• Given request:
Find every line below that contains the word "nLoop" and copy it out.

• Extracted data:
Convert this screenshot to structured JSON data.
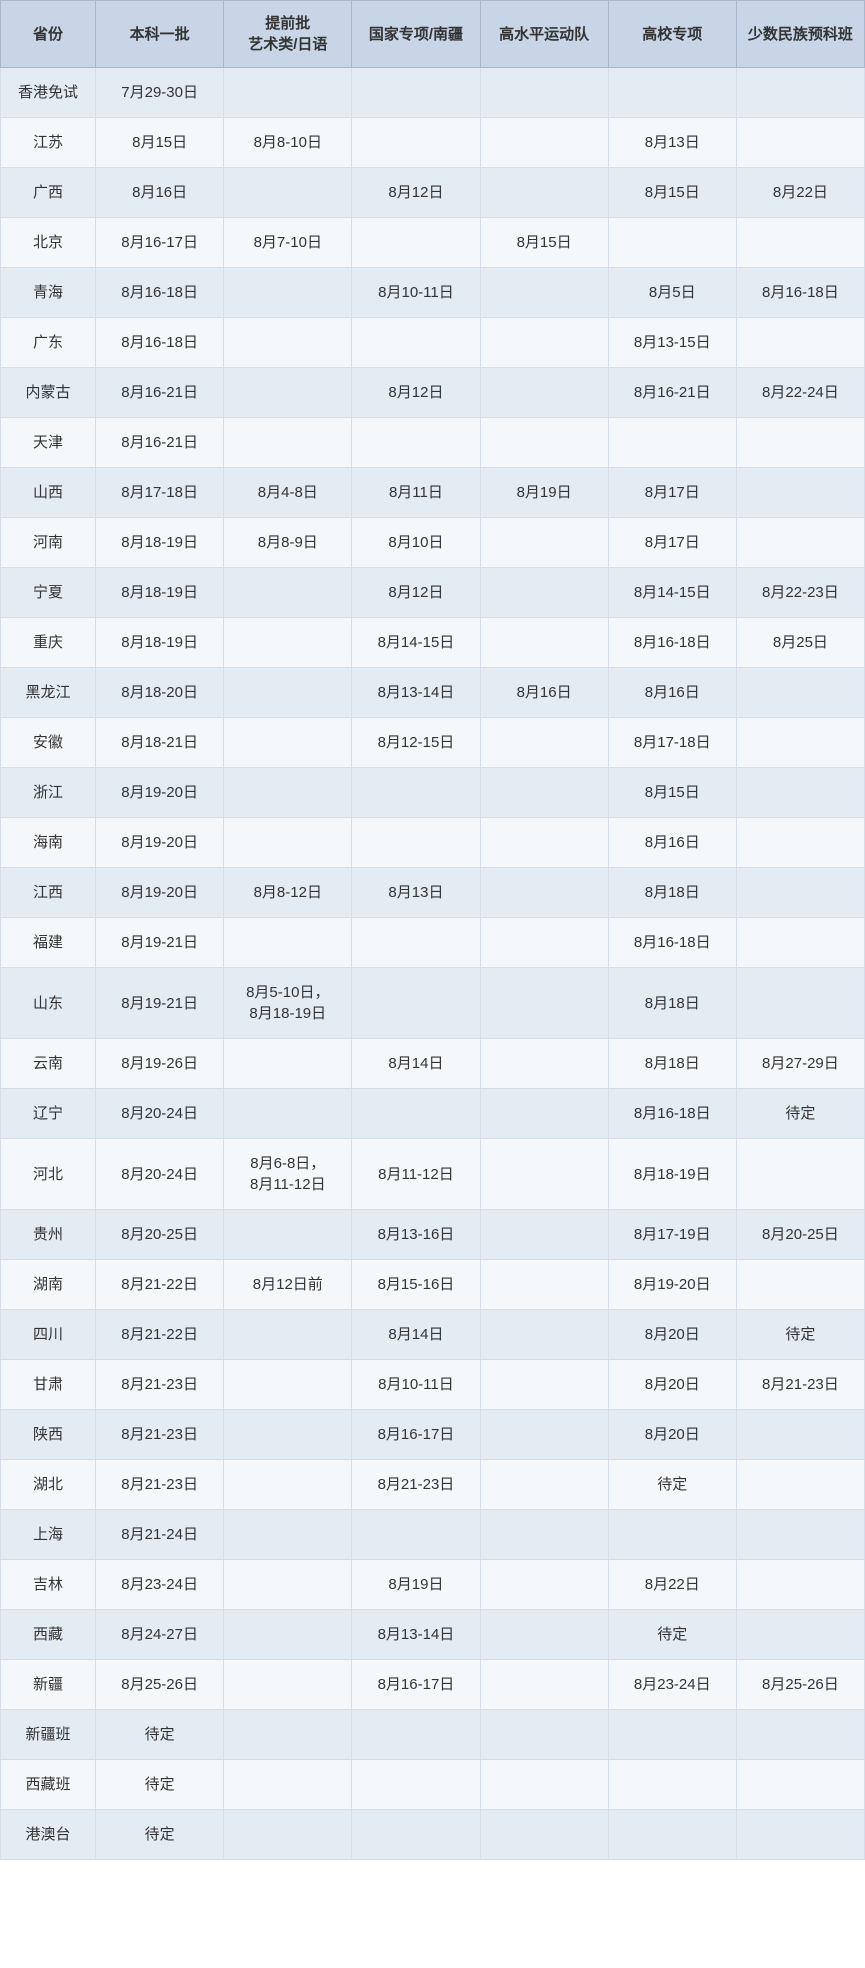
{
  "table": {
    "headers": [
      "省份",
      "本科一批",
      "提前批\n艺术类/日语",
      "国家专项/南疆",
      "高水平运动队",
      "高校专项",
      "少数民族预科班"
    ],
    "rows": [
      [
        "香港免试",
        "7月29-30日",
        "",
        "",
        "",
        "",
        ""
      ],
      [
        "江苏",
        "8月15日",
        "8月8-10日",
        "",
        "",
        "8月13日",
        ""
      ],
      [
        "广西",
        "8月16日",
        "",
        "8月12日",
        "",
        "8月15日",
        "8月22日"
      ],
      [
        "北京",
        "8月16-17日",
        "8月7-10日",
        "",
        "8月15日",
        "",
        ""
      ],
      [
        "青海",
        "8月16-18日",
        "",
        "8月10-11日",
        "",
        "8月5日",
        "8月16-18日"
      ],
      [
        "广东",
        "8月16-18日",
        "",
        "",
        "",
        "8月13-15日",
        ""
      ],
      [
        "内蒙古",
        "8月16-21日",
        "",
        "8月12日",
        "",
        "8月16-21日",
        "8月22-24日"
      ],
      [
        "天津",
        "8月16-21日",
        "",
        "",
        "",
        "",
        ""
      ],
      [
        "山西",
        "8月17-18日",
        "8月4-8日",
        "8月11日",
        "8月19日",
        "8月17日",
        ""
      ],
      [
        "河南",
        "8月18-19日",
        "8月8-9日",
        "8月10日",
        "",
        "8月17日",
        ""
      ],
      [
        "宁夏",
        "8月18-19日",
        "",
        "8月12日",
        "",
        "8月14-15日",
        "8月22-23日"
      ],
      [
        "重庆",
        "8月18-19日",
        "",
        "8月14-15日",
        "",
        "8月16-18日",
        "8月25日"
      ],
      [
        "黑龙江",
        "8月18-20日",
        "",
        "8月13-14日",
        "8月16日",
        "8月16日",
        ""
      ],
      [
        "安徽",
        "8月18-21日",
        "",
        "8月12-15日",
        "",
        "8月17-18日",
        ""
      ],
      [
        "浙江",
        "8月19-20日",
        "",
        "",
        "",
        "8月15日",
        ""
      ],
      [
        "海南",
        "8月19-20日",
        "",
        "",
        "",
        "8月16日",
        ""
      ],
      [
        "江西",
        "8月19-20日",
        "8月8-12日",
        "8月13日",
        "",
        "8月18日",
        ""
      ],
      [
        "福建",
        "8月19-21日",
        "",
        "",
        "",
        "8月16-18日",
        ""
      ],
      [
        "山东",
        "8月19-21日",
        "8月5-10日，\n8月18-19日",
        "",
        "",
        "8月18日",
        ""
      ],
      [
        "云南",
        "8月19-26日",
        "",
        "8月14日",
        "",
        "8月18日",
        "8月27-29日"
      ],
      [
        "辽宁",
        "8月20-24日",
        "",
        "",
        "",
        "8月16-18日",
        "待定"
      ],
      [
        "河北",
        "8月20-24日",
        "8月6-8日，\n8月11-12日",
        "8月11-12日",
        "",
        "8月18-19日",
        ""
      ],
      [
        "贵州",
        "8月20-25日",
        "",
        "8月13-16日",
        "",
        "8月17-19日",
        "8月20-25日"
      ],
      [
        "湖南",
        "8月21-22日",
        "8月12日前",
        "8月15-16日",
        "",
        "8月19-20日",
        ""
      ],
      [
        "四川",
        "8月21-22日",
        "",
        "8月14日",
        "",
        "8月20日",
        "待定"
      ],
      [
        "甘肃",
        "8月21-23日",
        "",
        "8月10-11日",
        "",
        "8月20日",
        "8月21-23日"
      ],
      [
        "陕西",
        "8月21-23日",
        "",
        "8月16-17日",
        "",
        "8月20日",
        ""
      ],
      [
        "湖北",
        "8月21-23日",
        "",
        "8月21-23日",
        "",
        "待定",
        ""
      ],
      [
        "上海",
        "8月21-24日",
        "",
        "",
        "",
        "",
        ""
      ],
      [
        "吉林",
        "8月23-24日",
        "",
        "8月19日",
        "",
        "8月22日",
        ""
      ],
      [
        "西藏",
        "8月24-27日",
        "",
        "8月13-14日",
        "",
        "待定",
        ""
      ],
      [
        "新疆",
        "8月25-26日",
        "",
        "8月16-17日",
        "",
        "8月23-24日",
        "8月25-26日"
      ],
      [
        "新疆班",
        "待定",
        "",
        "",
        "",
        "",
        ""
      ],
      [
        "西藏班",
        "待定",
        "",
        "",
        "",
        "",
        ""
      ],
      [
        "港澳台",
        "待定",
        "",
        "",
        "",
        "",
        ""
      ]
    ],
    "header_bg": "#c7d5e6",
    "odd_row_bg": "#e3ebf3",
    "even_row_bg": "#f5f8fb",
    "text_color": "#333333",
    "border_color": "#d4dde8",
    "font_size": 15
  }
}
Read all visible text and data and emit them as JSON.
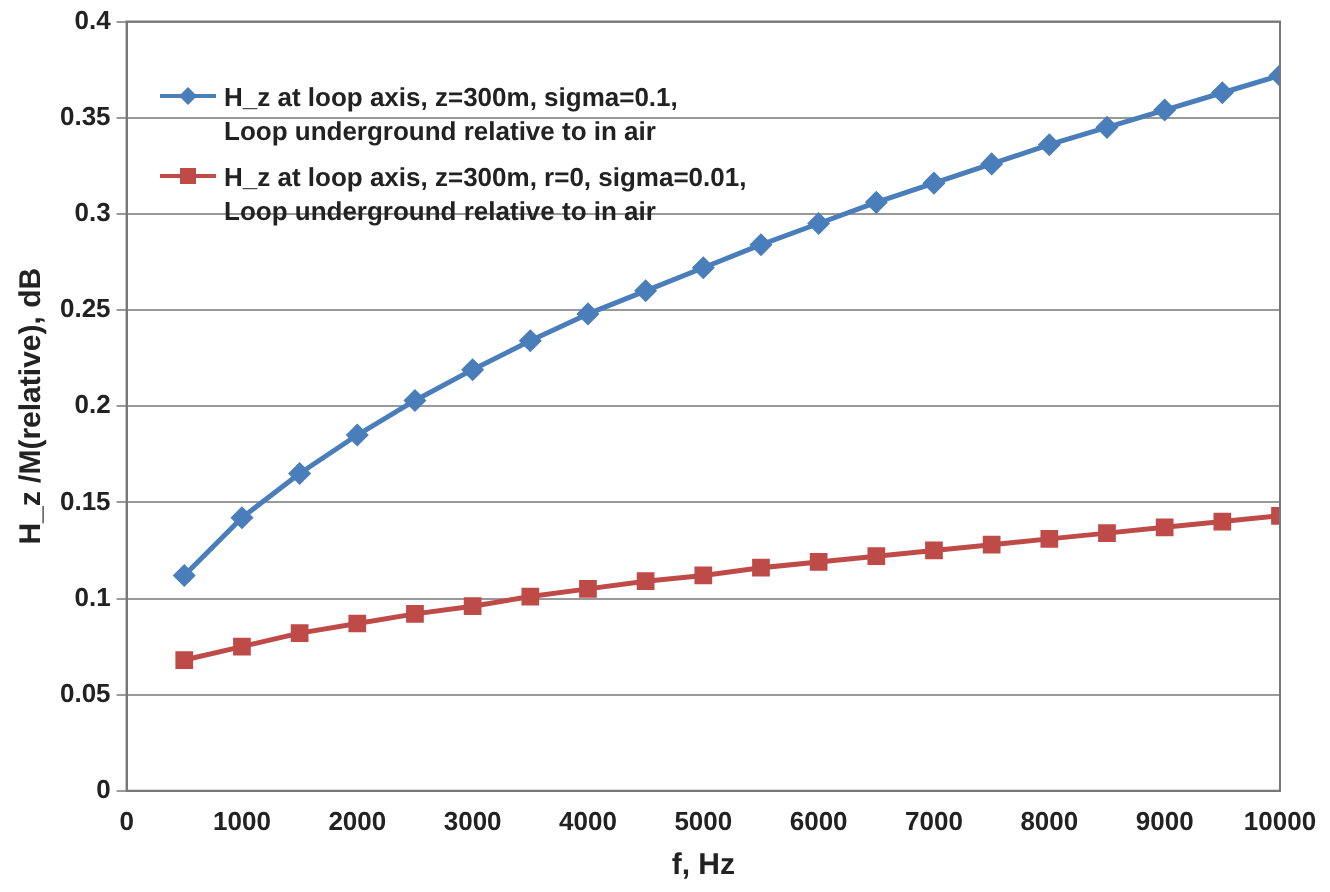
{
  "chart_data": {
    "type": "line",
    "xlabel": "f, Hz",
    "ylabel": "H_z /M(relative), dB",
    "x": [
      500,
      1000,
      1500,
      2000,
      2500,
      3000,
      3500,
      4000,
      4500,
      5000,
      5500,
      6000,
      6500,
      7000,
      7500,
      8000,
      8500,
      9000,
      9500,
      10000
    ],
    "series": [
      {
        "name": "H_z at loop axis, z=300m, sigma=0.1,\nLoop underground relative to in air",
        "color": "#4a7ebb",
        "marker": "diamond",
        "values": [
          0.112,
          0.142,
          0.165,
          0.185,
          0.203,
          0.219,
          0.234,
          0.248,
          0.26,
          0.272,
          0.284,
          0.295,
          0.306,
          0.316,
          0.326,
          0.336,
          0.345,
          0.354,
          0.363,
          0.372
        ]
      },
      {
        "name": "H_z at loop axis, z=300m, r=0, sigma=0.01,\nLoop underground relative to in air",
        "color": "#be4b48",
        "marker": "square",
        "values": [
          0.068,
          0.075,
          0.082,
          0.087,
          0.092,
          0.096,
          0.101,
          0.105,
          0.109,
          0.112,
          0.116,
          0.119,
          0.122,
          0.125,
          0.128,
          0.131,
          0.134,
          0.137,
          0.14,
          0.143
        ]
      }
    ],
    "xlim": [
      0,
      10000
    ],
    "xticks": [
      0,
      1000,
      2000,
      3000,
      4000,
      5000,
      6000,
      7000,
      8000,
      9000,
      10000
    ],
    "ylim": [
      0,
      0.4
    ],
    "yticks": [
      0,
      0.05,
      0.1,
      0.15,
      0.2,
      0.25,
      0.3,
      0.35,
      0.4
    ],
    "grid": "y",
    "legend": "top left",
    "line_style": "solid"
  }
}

• Final result:
        "name": "H_z at loop axis, z=300m, sigma=0.1,\nLoop underground relative to in air",
        "name": "H_z at loop axis, z=300m, r=0, sigma=0.01,\nLoop underground relative to in air",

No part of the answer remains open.